(Lines of data)
☆ ☆ ☆ ☆ ☆ ☆ ☆
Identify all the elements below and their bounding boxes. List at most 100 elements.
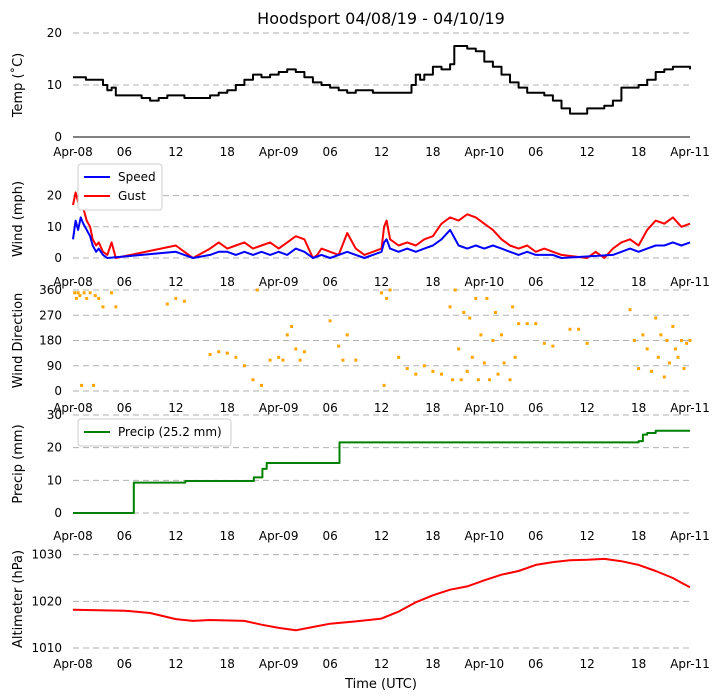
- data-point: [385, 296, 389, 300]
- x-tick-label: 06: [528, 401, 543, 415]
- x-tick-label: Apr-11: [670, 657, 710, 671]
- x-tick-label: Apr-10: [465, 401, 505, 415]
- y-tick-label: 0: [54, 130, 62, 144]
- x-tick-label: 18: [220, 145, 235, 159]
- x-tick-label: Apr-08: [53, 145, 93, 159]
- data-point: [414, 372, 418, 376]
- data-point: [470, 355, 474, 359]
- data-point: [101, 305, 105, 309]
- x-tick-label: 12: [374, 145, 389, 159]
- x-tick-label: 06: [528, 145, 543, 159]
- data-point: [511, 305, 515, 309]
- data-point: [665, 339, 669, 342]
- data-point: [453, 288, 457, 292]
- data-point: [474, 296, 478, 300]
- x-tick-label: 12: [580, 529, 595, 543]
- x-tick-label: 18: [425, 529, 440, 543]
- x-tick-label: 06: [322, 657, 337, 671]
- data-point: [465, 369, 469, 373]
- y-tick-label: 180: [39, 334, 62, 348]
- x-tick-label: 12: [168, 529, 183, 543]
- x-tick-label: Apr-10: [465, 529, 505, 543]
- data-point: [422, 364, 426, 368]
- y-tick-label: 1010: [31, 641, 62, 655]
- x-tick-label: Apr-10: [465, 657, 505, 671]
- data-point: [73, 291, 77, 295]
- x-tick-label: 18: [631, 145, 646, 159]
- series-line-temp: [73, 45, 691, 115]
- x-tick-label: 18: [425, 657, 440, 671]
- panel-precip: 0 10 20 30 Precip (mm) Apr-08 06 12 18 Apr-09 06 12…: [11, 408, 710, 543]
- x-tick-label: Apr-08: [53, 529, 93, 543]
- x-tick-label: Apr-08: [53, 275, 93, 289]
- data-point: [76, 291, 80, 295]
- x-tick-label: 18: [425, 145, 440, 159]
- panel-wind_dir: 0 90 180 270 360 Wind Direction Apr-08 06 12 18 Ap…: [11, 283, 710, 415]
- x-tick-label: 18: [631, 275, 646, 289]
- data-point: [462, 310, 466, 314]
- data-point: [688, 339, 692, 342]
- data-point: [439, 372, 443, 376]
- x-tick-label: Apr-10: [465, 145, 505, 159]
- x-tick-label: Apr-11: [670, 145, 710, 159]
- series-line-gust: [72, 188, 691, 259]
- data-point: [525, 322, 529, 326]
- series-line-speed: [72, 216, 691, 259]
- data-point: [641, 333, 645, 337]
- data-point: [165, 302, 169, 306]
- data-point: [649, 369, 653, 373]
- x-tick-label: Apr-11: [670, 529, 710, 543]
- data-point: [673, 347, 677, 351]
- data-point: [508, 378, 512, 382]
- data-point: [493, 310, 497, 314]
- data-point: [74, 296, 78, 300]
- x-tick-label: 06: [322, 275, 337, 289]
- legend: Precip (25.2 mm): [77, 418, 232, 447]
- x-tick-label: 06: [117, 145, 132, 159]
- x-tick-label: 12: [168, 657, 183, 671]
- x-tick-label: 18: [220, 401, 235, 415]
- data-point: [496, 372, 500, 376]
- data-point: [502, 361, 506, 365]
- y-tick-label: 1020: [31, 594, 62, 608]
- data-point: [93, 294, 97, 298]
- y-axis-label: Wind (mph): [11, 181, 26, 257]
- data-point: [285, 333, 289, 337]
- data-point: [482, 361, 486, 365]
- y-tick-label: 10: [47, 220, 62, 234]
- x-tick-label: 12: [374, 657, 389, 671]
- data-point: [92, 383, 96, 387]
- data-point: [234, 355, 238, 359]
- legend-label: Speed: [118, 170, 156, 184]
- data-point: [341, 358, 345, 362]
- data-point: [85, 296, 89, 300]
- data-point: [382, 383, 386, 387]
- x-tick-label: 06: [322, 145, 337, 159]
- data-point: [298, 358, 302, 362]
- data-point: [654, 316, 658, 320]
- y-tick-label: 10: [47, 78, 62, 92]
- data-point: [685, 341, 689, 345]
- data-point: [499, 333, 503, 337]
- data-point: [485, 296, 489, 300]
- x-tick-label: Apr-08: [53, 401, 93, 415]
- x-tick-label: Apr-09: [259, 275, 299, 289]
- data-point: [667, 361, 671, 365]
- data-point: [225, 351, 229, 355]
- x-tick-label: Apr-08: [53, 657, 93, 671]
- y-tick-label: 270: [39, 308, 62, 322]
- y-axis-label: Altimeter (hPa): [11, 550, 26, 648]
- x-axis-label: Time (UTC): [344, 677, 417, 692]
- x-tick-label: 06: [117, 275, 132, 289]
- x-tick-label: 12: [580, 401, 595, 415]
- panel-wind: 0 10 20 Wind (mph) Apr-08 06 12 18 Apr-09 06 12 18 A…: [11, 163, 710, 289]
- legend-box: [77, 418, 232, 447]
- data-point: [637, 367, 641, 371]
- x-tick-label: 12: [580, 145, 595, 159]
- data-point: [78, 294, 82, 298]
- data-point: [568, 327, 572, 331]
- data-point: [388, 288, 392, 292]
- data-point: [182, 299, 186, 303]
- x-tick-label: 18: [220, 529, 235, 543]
☆ ☆ ☆ ☆ ☆ ☆ ☆
◆ WRITTEN EXERCISE ◆
Copy every entry above word for word, and leave the pictures out.

◆ FULL SOLUTION ◆
Identify all the elements below and their bounding boxes. List at most 100 elements.
- data-point: [385, 296, 389, 300]
- x-tick-label: 06: [528, 401, 543, 415]
- x-tick-label: Apr-11: [670, 657, 710, 671]
- x-tick-label: Apr-10: [465, 401, 505, 415]
- y-tick-label: 0: [54, 130, 62, 144]
- x-tick-label: 18: [220, 145, 235, 159]
- x-tick-label: Apr-08: [53, 145, 93, 159]
- data-point: [414, 372, 418, 376]
- data-point: [470, 355, 474, 359]
- data-point: [101, 305, 105, 309]
- x-tick-label: 12: [374, 145, 389, 159]
- x-tick-label: 06: [528, 145, 543, 159]
- data-point: [511, 305, 515, 309]
- data-point: [665, 339, 669, 342]
- data-point: [453, 288, 457, 292]
- data-point: [474, 296, 478, 300]
- x-tick-label: 12: [580, 529, 595, 543]
- x-tick-label: 18: [425, 529, 440, 543]
- x-tick-label: 06: [322, 657, 337, 671]
- data-point: [465, 369, 469, 373]
- y-tick-label: 180: [39, 334, 62, 348]
- x-tick-label: 12: [168, 529, 183, 543]
- x-tick-label: Apr-10: [465, 529, 505, 543]
- data-point: [422, 364, 426, 368]
- y-tick-label: 1010: [31, 641, 62, 655]
- x-tick-label: Apr-10: [465, 657, 505, 671]
- data-point: [73, 291, 77, 295]
- x-tick-label: 18: [631, 145, 646, 159]
- series-line-temp: [73, 45, 691, 115]
- x-tick-label: 18: [425, 657, 440, 671]
- panel-precip: 0 10 20 30 Precip (mm) Apr-08 06 12 18 Apr-09 06 12…: [11, 408, 710, 543]
- x-tick-label: Apr-08: [53, 529, 93, 543]
- x-tick-label: Apr-08: [53, 275, 93, 289]
- data-point: [76, 291, 80, 295]
- x-tick-label: 18: [425, 145, 440, 159]
- panel-wind_dir: 0 90 180 270 360 Wind Direction Apr-08 06 12 18 Ap…: [11, 283, 710, 415]
- x-tick-label: 18: [631, 275, 646, 289]
- data-point: [462, 310, 466, 314]
- data-point: [688, 339, 692, 342]
- data-point: [439, 372, 443, 376]
- x-tick-label: Apr-10: [465, 145, 505, 159]
- x-tick-label: Apr-11: [670, 145, 710, 159]
- series-line-gust: [72, 188, 691, 259]
- data-point: [525, 322, 529, 326]
- series-line-speed: [72, 216, 691, 259]
- data-point: [641, 333, 645, 337]
- data-point: [165, 302, 169, 306]
- data-point: [649, 369, 653, 373]
- x-tick-label: Apr-11: [670, 529, 710, 543]
- data-point: [673, 347, 677, 351]
- data-point: [508, 378, 512, 382]
- data-point: [493, 310, 497, 314]
- data-point: [74, 296, 78, 300]
- x-tick-label: 06: [322, 275, 337, 289]
- legend: Precip (25.2 mm): [77, 418, 232, 447]
- x-tick-label: 06: [117, 145, 132, 159]
- x-tick-label: 12: [168, 657, 183, 671]
- x-tick-label: 18: [220, 401, 235, 415]
- data-point: [496, 372, 500, 376]
- data-point: [502, 361, 506, 365]
- y-tick-label: 1020: [31, 594, 62, 608]
- data-point: [93, 294, 97, 298]
- y-axis-label: Wind (mph): [11, 181, 26, 257]
- data-point: [285, 333, 289, 337]
- data-point: [482, 361, 486, 365]
- y-tick-label: 10: [47, 220, 62, 234]
- x-tick-label: 12: [374, 657, 389, 671]
- data-point: [92, 383, 96, 387]
- data-point: [234, 355, 238, 359]
- legend-label: Speed: [118, 170, 156, 184]
- data-point: [341, 358, 345, 362]
- data-point: [85, 296, 89, 300]
- data-point: [382, 383, 386, 387]
- x-tick-label: 06: [322, 145, 337, 159]
- data-point: [298, 358, 302, 362]
- data-point: [654, 316, 658, 320]
- y-tick-label: 10: [47, 78, 62, 92]
- data-point: [685, 341, 689, 345]
- data-point: [499, 333, 503, 337]
- data-point: [485, 296, 489, 300]
- x-tick-label: Apr-08: [53, 401, 93, 415]
- x-tick-label: Apr-09: [259, 275, 299, 289]
- data-point: [667, 361, 671, 365]
- data-point: [225, 351, 229, 355]
- x-tick-label: Apr-08: [53, 657, 93, 671]
- y-tick-label: 270: [39, 308, 62, 322]
- y-axis-label: Altimeter (hPa): [11, 550, 26, 648]
- x-axis-label: Time (UTC): [344, 677, 417, 692]
- x-tick-label: 06: [117, 275, 132, 289]
- x-tick-label: 12: [580, 401, 595, 415]
- panel-wind: 0 10 20 Wind (mph) Apr-08 06 12 18 Apr-09 06 12 18 A…: [11, 163, 710, 289]
- legend-box: [77, 418, 232, 447]
- data-point: [637, 367, 641, 371]
- x-tick-label: 12: [580, 145, 595, 159]
- data-point: [78, 294, 82, 298]
- data-point: [568, 327, 572, 331]
- data-point: [388, 288, 392, 292]
- data-point: [182, 299, 186, 303]
- x-tick-label: 18: [220, 529, 235, 543]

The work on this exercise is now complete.